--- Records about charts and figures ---
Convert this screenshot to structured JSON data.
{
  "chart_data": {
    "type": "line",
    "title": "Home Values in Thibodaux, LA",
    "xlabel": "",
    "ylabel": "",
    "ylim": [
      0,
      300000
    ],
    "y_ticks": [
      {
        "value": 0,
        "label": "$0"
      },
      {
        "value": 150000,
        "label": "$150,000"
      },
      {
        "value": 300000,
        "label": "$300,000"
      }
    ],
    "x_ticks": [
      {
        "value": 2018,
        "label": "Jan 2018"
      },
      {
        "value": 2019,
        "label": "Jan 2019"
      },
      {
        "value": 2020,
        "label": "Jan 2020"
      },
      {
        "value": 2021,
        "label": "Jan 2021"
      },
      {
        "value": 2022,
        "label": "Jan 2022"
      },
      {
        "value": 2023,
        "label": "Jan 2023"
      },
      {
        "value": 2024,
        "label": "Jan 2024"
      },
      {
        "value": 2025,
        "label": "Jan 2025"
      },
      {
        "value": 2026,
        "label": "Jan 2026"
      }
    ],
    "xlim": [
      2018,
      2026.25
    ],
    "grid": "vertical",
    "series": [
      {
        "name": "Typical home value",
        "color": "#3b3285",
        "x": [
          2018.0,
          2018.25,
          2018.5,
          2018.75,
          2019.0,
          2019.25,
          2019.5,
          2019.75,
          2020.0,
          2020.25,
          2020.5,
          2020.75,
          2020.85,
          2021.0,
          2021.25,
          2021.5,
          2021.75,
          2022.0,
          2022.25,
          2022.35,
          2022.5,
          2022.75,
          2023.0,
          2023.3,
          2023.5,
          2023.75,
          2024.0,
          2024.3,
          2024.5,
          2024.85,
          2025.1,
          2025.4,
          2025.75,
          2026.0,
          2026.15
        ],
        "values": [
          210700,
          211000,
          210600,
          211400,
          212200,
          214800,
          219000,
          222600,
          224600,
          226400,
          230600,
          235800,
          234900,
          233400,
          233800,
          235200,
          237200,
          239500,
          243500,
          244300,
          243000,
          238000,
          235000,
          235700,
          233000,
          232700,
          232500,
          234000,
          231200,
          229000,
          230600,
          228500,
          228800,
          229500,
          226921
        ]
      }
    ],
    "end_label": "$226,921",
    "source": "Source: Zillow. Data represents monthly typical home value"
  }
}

--- Objective ---
Repeat the data above, word for word.

--- The response ---
Convert this screenshot to structured JSON data.
{
  "chart_data": {
    "type": "line",
    "title": "Home Values in Thibodaux, LA",
    "xlabel": "",
    "ylabel": "",
    "ylim": [
      0,
      300000
    ],
    "y_ticks": [
      {
        "value": 0,
        "label": "$0"
      },
      {
        "value": 150000,
        "label": "$150,000"
      },
      {
        "value": 300000,
        "label": "$300,000"
      }
    ],
    "x_ticks": [
      {
        "value": 2018,
        "label": "Jan 2018"
      },
      {
        "value": 2019,
        "label": "Jan 2019"
      },
      {
        "value": 2020,
        "label": "Jan 2020"
      },
      {
        "value": 2021,
        "label": "Jan 2021"
      },
      {
        "value": 2022,
        "label": "Jan 2022"
      },
      {
        "value": 2023,
        "label": "Jan 2023"
      },
      {
        "value": 2024,
        "label": "Jan 2024"
      },
      {
        "value": 2025,
        "label": "Jan 2025"
      },
      {
        "value": 2026,
        "label": "Jan 2026"
      }
    ],
    "xlim": [
      2018,
      2026.25
    ],
    "grid": "vertical",
    "series": [
      {
        "name": "Typical home value",
        "color": "#3b3285",
        "x": [
          2018.0,
          2018.25,
          2018.5,
          2018.75,
          2019.0,
          2019.25,
          2019.5,
          2019.75,
          2020.0,
          2020.25,
          2020.5,
          2020.75,
          2020.85,
          2021.0,
          2021.25,
          2021.5,
          2021.75,
          2022.0,
          2022.25,
          2022.35,
          2022.5,
          2022.75,
          2023.0,
          2023.3,
          2023.5,
          2023.75,
          2024.0,
          2024.3,
          2024.5,
          2024.85,
          2025.1,
          2025.4,
          2025.75,
          2026.0,
          2026.15
        ],
        "values": [
          210700,
          211000,
          210600,
          211400,
          212200,
          214800,
          219000,
          222600,
          224600,
          226400,
          230600,
          235800,
          234900,
          233400,
          233800,
          235200,
          237200,
          239500,
          243500,
          244300,
          243000,
          238000,
          235000,
          235700,
          233000,
          232700,
          232500,
          234000,
          231200,
          229000,
          230600,
          228500,
          228800,
          229500,
          226921
        ]
      }
    ],
    "end_label": "$226,921",
    "source": "Source: Zillow. Data represents monthly typical home value"
  }
}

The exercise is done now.